### Brief
Lay out every nonblank line of the listing below as a Markdown table. Use two columns, Row and Listing line, and number the rows in order.

### Material to process
================

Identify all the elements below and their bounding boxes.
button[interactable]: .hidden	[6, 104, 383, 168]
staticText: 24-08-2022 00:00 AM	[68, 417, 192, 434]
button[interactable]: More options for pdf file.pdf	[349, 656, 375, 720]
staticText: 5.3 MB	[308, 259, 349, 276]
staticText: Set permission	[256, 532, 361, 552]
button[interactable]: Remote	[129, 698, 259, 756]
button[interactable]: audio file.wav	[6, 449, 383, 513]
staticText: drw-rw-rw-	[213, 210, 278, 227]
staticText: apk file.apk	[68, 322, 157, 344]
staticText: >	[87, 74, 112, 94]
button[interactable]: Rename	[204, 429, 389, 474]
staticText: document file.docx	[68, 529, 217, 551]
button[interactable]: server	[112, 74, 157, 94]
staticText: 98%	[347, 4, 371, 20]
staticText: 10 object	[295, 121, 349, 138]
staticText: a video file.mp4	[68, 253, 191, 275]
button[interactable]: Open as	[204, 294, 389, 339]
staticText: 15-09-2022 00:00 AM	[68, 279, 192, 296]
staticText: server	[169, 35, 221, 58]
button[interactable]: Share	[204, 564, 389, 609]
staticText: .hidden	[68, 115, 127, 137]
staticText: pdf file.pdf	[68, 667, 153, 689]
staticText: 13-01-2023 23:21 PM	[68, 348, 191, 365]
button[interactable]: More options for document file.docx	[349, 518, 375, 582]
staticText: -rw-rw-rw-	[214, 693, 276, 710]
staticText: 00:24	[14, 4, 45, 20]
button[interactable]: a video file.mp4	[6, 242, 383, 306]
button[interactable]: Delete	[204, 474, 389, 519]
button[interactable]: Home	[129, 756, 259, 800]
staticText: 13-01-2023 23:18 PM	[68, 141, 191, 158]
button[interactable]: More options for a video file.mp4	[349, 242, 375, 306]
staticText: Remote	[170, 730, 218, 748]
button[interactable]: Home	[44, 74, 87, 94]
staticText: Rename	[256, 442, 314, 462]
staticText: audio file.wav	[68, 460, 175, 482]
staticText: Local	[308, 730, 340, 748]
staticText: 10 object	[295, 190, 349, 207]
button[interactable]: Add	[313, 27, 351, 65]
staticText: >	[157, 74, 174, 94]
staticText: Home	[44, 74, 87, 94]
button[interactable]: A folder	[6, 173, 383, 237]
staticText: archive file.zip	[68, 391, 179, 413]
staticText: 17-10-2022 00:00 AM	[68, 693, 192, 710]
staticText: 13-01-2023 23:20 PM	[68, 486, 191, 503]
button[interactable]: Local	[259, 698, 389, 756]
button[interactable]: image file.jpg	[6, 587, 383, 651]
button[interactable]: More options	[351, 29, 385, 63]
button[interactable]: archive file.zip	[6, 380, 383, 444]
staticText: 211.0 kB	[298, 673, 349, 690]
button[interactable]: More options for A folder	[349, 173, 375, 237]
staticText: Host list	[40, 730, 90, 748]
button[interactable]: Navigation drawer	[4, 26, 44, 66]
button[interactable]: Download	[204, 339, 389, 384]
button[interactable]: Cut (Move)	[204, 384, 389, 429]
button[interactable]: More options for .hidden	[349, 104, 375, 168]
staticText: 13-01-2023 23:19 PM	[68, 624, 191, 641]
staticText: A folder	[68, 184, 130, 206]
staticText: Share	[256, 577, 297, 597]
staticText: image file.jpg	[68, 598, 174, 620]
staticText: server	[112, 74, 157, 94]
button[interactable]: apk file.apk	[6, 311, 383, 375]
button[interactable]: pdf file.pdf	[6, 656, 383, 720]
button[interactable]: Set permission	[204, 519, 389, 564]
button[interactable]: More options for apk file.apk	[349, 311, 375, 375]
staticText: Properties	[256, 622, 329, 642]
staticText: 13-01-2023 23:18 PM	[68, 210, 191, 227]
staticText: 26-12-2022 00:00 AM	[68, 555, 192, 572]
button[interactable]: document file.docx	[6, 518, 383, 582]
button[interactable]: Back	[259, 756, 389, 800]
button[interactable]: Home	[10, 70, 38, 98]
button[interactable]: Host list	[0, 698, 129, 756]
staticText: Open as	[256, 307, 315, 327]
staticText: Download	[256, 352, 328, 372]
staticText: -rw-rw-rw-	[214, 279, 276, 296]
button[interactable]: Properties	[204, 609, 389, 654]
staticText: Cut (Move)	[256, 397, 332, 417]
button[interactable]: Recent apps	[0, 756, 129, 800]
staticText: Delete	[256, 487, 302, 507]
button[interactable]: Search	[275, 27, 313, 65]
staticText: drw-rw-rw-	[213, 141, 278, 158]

================

### Written solution
| Row | Listing line |
|---|---|
| 1 | Identify all the elements below and their bounding boxes. |
| 2 | button[interactable]: .hidden	[6, 104, 383, 168] |
| 3 | staticText: 24-08-2022 00:00 AM	[68, 417, 192, 434] |
| 4 | button[interactable]: More options for pdf file.pdf	[349, 656, 375, 720] |
| 5 | staticText: 5.3 MB	[308, 259, 349, 276] |
| 6 | staticText: Set permission	[256, 532, 361, 552] |
| 7 | button[interactable]: Remote	[129, 698, 259, 756] |
| 8 | button[interactable]: audio file.wav	[6, 449, 383, 513] |
| 9 | staticText: drw-rw-rw-	[213, 210, 278, 227] |
| 10 | staticText: apk file.apk	[68, 322, 157, 344] |
| 11 | staticText: >	[87, 74, 112, 94] |
| 12 | button[interactable]: Rename	[204, 429, 389, 474] |
| 13 | staticText: document file.docx	[68, 529, 217, 551] |
| 14 | button[interactable]: server	[112, 74, 157, 94] |
| 15 | staticText: 98%	[347, 4, 371, 20] |
| 16 | staticText: 10 object	[295, 121, 349, 138] |
| 17 | staticText: a video file.mp4	[68, 253, 191, 275] |
| 18 | button[interactable]: Open as	[204, 294, 389, 339] |
| 19 | staticText: 15-09-2022 00:00 AM	[68, 279, 192, 296] |
| 20 | staticText: server	[169, 35, 221, 58] |
| 21 | button[interactable]: Share	[204, 564, 389, 609] |
| 22 | staticText: .hidden	[68, 115, 127, 137] |
| 23 | staticText: pdf file.pdf	[68, 667, 153, 689] |
| 24 | staticText: 13-01-2023 23:21 PM	[68, 348, 191, 365] |
| 25 | button[interactable]: More options for document file.docx	[349, 518, 375, 582] |
| 26 | staticText: -rw-rw-rw-	[214, 693, 276, 710] |
| 27 | staticText: 00:24	[14, 4, 45, 20] |
| 28 | button[interactable]: a video file.mp4	[6, 242, 383, 306] |
| 29 | button[interactable]: Delete	[204, 474, 389, 519] |
| 30 | button[interactable]: Home	[129, 756, 259, 800] |
| 31 | staticText: 13-01-2023 23:18 PM	[68, 141, 191, 158] |
| 32 | button[interactable]: More options for a video file.mp4	[349, 242, 375, 306] |
| 33 | staticText: Remote	[170, 730, 218, 748] |
| 34 | button[interactable]: Home	[44, 74, 87, 94] |
| 35 | staticText: Rename	[256, 442, 314, 462] |
| 36 | staticText: audio file.wav	[68, 460, 175, 482] |
| 37 | staticText: Local	[308, 730, 340, 748] |
| 38 | staticText: 10 object	[295, 190, 349, 207] |
| 39 | button[interactable]: Add	[313, 27, 351, 65] |
| 40 | staticText: >	[157, 74, 174, 94] |
| 41 | staticText: Home	[44, 74, 87, 94] |
| 42 | button[interactable]: A folder	[6, 173, 383, 237] |
| 43 | staticText: archive file.zip	[68, 391, 179, 413] |
| 44 | staticText: 17-10-2022 00:00 AM	[68, 693, 192, 710] |
| 45 | staticText: 13-01-2023 23:20 PM	[68, 486, 191, 503] |
| 46 | button[interactable]: Local	[259, 698, 389, 756] |
| 47 | button[interactable]: image file.jpg	[6, 587, 383, 651] |
| 48 | button[interactable]: More options	[351, 29, 385, 63] |
| 49 | button[interactable]: archive file.zip	[6, 380, 383, 444] |
| 50 | staticText: 211.0 kB	[298, 673, 349, 690] |
| 51 | button[interactable]: More options for A folder	[349, 173, 375, 237] |
| 52 | staticText: Host list	[40, 730, 90, 748] |
| 53 | button[interactable]: Navigation drawer	[4, 26, 44, 66] |
| 54 | button[interactable]: Download	[204, 339, 389, 384] |
| 55 | button[interactable]: Cut (Move)	[204, 384, 389, 429] |
| 56 | button[interactable]: More options for .hidden	[349, 104, 375, 168] |
| 57 | staticText: 13-01-2023 23:19 PM	[68, 624, 191, 641] |
| 58 | staticText: A folder	[68, 184, 130, 206] |
| 59 | staticText: Share	[256, 577, 297, 597] |
| 60 | staticText: image file.jpg	[68, 598, 174, 620] |
| 61 | staticText: server	[112, 74, 157, 94] |
| 62 | button[interactable]: apk file.apk	[6, 311, 383, 375] |
| 63 | button[interactable]: pdf file.pdf	[6, 656, 383, 720] |
| 64 | button[interactable]: Set permission	[204, 519, 389, 564] |
| 65 | button[interactable]: More options for apk file.apk	[349, 311, 375, 375] |
| 66 | staticText: Properties	[256, 622, 329, 642] |
| 67 | staticText: 13-01-2023 23:18 PM	[68, 210, 191, 227] |
| 68 | staticText: 26-12-2022 00:00 AM	[68, 555, 192, 572] |
| 69 | button[interactable]: document file.docx	[6, 518, 383, 582] |
| 70 | button[interactable]: Back	[259, 756, 389, 800] |
| 71 | button[interactable]: Home	[10, 70, 38, 98] |
| 72 | button[interactable]: Host list	[0, 698, 129, 756] |
| 73 | staticText: Open as	[256, 307, 315, 327] |
| 74 | staticText: Download	[256, 352, 328, 372] |
| 75 | staticText: -rw-rw-rw-	[214, 279, 276, 296] |
| 76 | button[interactable]: Properties	[204, 609, 389, 654] |
| 77 | staticText: Cut (Move)	[256, 397, 332, 417] |
| 78 | button[interactable]: Recent apps	[0, 756, 129, 800] |
| 79 | staticText: Delete	[256, 487, 302, 507] |
| 80 | button[interactable]: Search	[275, 27, 313, 65] |
| 81 | staticText: drw-rw-rw-	[213, 141, 278, 158] |